* EXERCISE SET:
1. According to the excerpt, what simple shape does Roger Shepard's spatial model use to combine the two schemata?
2. Print the stretch of the excerpt from "According to Johnson’s" through "of gravitation alone.", reproducing it character for character.

======== EXTRACT ========

According to Johnson’s entailments, this opening interval should feel less tense because the potential energy has been decreased by one semitone. But that is not the case. Doesn’t the felt tension of the altered interval directly contradict the structuring role of the VERTICALITY schema, by contradicting thousands of everyday experiences of potential energy and gravitational pull? I would argue that melodic tension is not sufficiently explained by conceptual metaphors of verticality and entailments of gravitation alone.

Similarly, Johnson’s account of “Over the Rainbow” also founders on the problem of octave equivalence. When I changed the opening note of the melody, I changed the opening interval from a perfect octave to a diminished octave, or (if I had spelled it differently, a major seventh). There is something important in the fact that this alteration now makes the opening interval leap from pitch class E-natural to E-flat, and not remain on the pitch class E-flat. In other words, the original opening leap has both sameness and difference about it–the pitch class (E-flat) remains the same (E-flat) but the register changes; verticality alone does not capture the sense of sameness and difference. Moving upwards along a chromatic scale is not merely an ascent; the chromatic scale, when heard in relation to a tonic, produces the experience of circularity—or so it could be conceptualized. Perhaps we could say that our understanding of pitch chroma (which is technical name for the phenomenon at issue here) is based on a CIRCULARITY schema, where a listener perceives pitches as if they move around a wheel, returning again and again to a their starting point. Music psychologist Roger Shepard offers a more robust spatial model than the VERTICALITY schema alone, one that captures both the phenomenon of the circularity of pitch chroma and the verticality of pitch height by combining both schemata into a simple helix.

======== DATASET ENTRIES ========

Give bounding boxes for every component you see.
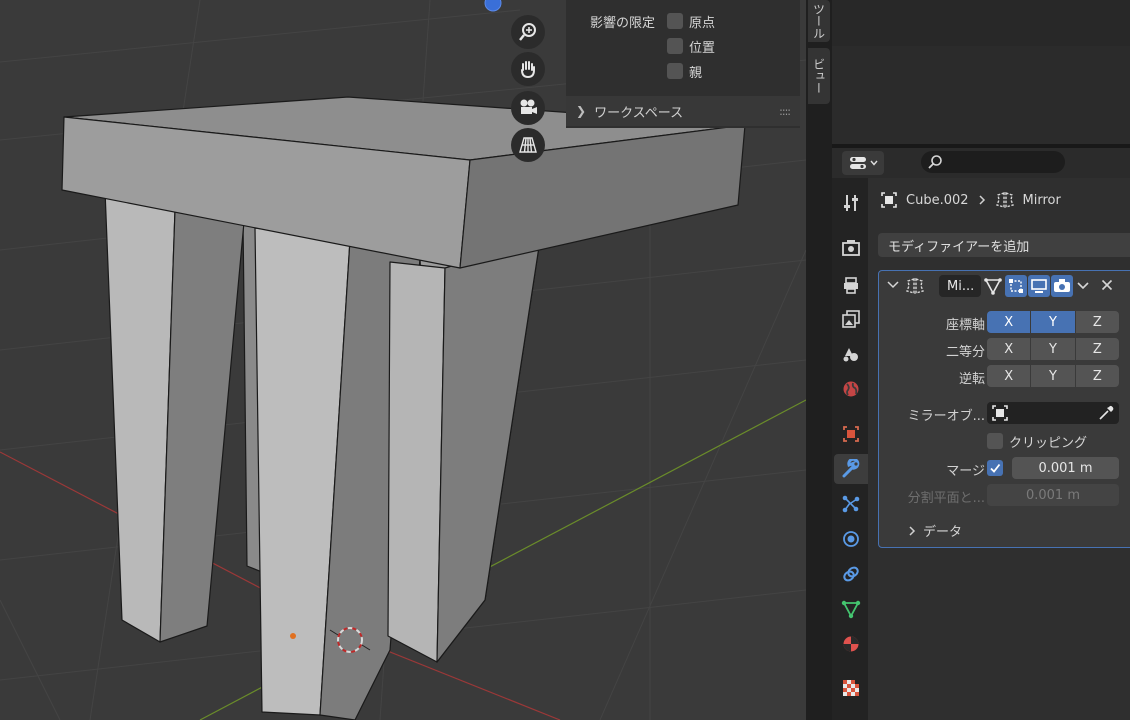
mirror-modifier-panel: Mi... 座標軸 X Y Z 二等分 X Y Z 逆転 X Y Z ミラーオブ… bbox=[878, 270, 1130, 548]
collapse-chevron-icon[interactable] bbox=[887, 280, 899, 290]
tool-tab-icon[interactable] bbox=[836, 188, 866, 218]
scene-tab-icon[interactable] bbox=[836, 339, 866, 369]
merge-label: マージ bbox=[946, 464, 985, 479]
chevron-right-icon: ❯ bbox=[576, 104, 587, 118]
properties-editor-icon bbox=[849, 157, 866, 169]
bisect-distance-label: 分割平面と... bbox=[907, 491, 985, 506]
hand-pan-icon[interactable] bbox=[511, 52, 545, 86]
edit-mode-icon[interactable] bbox=[1005, 275, 1027, 297]
merge-checkbox[interactable] bbox=[987, 460, 1003, 476]
close-icon[interactable] bbox=[1101, 279, 1113, 291]
bisect-z-toggle[interactable]: Z bbox=[1075, 338, 1119, 360]
affect-only-panel: 影響の限定 原点 位置 親 ❯ ワークスペース :::: bbox=[566, 0, 800, 128]
search-icon bbox=[928, 155, 942, 169]
locations-label: 位置 bbox=[689, 40, 716, 56]
properties-main: Cube.002 Mirror モディファイアーを追加 Mi... 座標軸 X … bbox=[868, 178, 1130, 720]
realtime-display-icon[interactable] bbox=[1028, 275, 1050, 297]
breadcrumb: Cube.002 Mirror bbox=[880, 190, 1061, 210]
origins-label: 原点 bbox=[689, 15, 716, 31]
axis-z-toggle[interactable]: Z bbox=[1075, 311, 1119, 333]
object-origin bbox=[290, 633, 296, 639]
editor-type-button[interactable] bbox=[842, 151, 884, 175]
gizmo-axis-ball[interactable] bbox=[484, 0, 502, 12]
mirror-object-field[interactable] bbox=[987, 402, 1119, 424]
bisect-toggle-group: X Y Z bbox=[987, 338, 1119, 360]
render-tab-icon[interactable] bbox=[836, 233, 866, 263]
outliner-strip bbox=[832, 0, 1130, 46]
tab-view[interactable]: ビュー bbox=[808, 48, 830, 104]
axis-x-toggle[interactable]: X bbox=[987, 311, 1032, 333]
locations-option[interactable]: 位置 bbox=[667, 36, 715, 56]
locations-checkbox[interactable] bbox=[667, 38, 683, 54]
mirror-modifier-icon bbox=[995, 192, 1014, 208]
constraints-tab-icon[interactable] bbox=[836, 559, 866, 589]
origins-checkbox[interactable] bbox=[667, 13, 683, 29]
world-tab-icon[interactable] bbox=[836, 374, 866, 404]
axis-y-toggle[interactable]: Y bbox=[1031, 311, 1076, 333]
breadcrumb-object: Cube.002 bbox=[906, 192, 969, 208]
chevron-right-icon bbox=[978, 195, 985, 205]
breadcrumb-modifier: Mirror bbox=[1022, 192, 1061, 208]
modifier-name-field[interactable]: Mi... bbox=[939, 275, 981, 297]
view-layer-tab-icon[interactable] bbox=[836, 304, 866, 334]
drag-handle-icon[interactable]: :::: bbox=[779, 105, 791, 118]
parents-checkbox[interactable] bbox=[667, 63, 683, 79]
add-modifier-button[interactable]: モディファイアーを追加 bbox=[878, 233, 1130, 257]
properties-tabs bbox=[832, 178, 868, 720]
mirror-object-label: ミラーオブ... bbox=[907, 409, 985, 424]
bisect-label: 二等分 bbox=[945, 345, 985, 360]
flip-x-toggle[interactable]: X bbox=[987, 365, 1032, 387]
data-subpanel-label: データ bbox=[923, 525, 963, 540]
workspace-label: ワークスペース bbox=[594, 105, 684, 121]
bisect-distance-field[interactable]: 0.001 m bbox=[987, 484, 1119, 506]
checkmark-icon bbox=[990, 463, 1001, 473]
flip-z-toggle[interactable]: Z bbox=[1075, 365, 1119, 387]
zoom-icon[interactable] bbox=[511, 15, 545, 49]
clipping-checkbox[interactable] bbox=[987, 433, 1003, 449]
origins-option[interactable]: 原点 bbox=[667, 11, 715, 31]
flip-y-toggle[interactable]: Y bbox=[1031, 365, 1076, 387]
render-camera-icon[interactable] bbox=[1051, 275, 1073, 297]
texture-tab-icon[interactable] bbox=[836, 673, 866, 703]
tab-tool[interactable]: ツール bbox=[808, 0, 830, 42]
axis-label: 座標軸 bbox=[945, 318, 985, 333]
sidebar-tabs: ツール ビュー bbox=[806, 0, 832, 720]
modifier-header: Mi... bbox=[879, 271, 1130, 301]
bisect-y-toggle[interactable]: Y bbox=[1031, 338, 1076, 360]
clipping-label: クリッピング bbox=[1009, 436, 1088, 451]
chevron-down-icon bbox=[869, 160, 878, 166]
camera-view-icon[interactable] bbox=[511, 91, 545, 125]
merge-distance-field[interactable]: 0.001 m bbox=[1012, 457, 1119, 479]
bisect-x-toggle[interactable]: X bbox=[987, 338, 1032, 360]
edit-cage-icon[interactable] bbox=[982, 275, 1004, 297]
properties-search-input[interactable] bbox=[921, 151, 1065, 173]
chevron-down-icon[interactable] bbox=[1077, 281, 1089, 291]
properties-header bbox=[832, 148, 1130, 178]
stool-mesh[interactable] bbox=[61, 96, 746, 720]
mirror-icon bbox=[906, 278, 924, 294]
output-tab-icon[interactable] bbox=[836, 270, 866, 300]
data-subpanel[interactable]: データ bbox=[907, 521, 962, 540]
object-tab-icon[interactable] bbox=[836, 419, 866, 449]
parents-option[interactable]: 親 bbox=[667, 61, 702, 81]
data-mesh-tab-icon[interactable] bbox=[836, 594, 866, 624]
eyedropper-icon[interactable] bbox=[1097, 404, 1115, 422]
axis-toggle-group: X Y Z bbox=[987, 311, 1119, 333]
flip-label: 逆転 bbox=[958, 372, 985, 387]
limit-label: 影響の限定 bbox=[590, 15, 656, 31]
material-tab-icon[interactable] bbox=[836, 629, 866, 659]
workspace-subpanel[interactable]: ❯ ワークスペース :::: bbox=[566, 96, 800, 126]
outliner-area[interactable] bbox=[832, 0, 1130, 144]
object-icon bbox=[881, 192, 897, 208]
perspective-grid-icon[interactable] bbox=[511, 128, 545, 162]
chevron-right-icon bbox=[909, 525, 916, 536]
object-icon bbox=[992, 405, 1008, 421]
physics-tab-icon[interactable] bbox=[836, 524, 866, 554]
3d-viewport[interactable]: 影響の限定 原点 位置 親 ❯ ワークスペース :::: bbox=[0, 0, 806, 720]
particles-tab-icon[interactable] bbox=[836, 489, 866, 519]
parents-label: 親 bbox=[689, 65, 703, 81]
flip-toggle-group: X Y Z bbox=[987, 365, 1119, 387]
modifier-tab-wrench-icon[interactable] bbox=[834, 454, 868, 484]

========

* RESULTS OF THE TASKS:
1. A simple helix.

2.
According to Johnson’s entailments, this opening interval should feel less tense because the potential energy has been decreased by one semitone. But that is not the case. Doesn’t the felt tension of the altered interval directly contradict the structuring role of the VERTICALITY schema, by contradicting thousands of everyday experiences of potential energy and gravitational pull? I would argue that melodic tension is not sufficiently explained by conceptual metaphors of verticality and entailments of gravitation alone.